REQUIREMENT
Count the lines below that contain the string "radio", treating uppercase and lowercase as different, and reply with only the number.

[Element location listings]
----------------

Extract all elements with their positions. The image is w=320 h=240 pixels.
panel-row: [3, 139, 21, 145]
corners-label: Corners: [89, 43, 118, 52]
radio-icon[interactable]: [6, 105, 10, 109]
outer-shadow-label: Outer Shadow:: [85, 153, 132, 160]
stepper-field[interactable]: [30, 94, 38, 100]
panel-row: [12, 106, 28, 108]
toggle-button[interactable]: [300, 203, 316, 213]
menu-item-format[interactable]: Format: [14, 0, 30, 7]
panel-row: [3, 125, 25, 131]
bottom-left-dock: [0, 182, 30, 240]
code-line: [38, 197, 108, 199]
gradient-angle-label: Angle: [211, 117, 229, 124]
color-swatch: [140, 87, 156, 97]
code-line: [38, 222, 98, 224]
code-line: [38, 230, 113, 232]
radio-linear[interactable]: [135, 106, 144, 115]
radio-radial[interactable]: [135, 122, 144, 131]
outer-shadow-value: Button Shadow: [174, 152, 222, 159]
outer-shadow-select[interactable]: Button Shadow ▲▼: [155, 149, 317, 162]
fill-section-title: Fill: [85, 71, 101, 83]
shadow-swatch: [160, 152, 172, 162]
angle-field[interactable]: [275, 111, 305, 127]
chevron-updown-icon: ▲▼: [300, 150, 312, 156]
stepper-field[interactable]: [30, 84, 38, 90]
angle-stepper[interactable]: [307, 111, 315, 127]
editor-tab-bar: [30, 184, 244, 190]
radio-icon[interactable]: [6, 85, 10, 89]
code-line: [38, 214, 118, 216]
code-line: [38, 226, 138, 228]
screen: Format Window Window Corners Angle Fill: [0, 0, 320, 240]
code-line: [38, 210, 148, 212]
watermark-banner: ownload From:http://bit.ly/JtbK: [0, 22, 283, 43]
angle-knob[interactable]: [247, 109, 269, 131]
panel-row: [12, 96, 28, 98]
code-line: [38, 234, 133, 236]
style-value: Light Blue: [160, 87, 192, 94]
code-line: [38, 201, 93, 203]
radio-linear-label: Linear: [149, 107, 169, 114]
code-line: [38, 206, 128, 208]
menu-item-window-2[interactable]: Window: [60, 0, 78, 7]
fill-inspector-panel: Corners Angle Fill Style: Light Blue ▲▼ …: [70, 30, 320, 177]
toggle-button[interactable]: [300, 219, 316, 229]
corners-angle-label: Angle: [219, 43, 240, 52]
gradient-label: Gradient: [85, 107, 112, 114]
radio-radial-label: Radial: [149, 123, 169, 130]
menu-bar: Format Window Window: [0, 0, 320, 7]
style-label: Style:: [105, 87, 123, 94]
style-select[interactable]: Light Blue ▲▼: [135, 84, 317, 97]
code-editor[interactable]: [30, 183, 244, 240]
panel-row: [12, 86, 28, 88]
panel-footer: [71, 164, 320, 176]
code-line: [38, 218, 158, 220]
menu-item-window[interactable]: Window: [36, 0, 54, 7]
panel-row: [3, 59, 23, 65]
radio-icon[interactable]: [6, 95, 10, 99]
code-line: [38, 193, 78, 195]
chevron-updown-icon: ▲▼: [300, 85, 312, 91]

----------------

FULL OUTPUT
7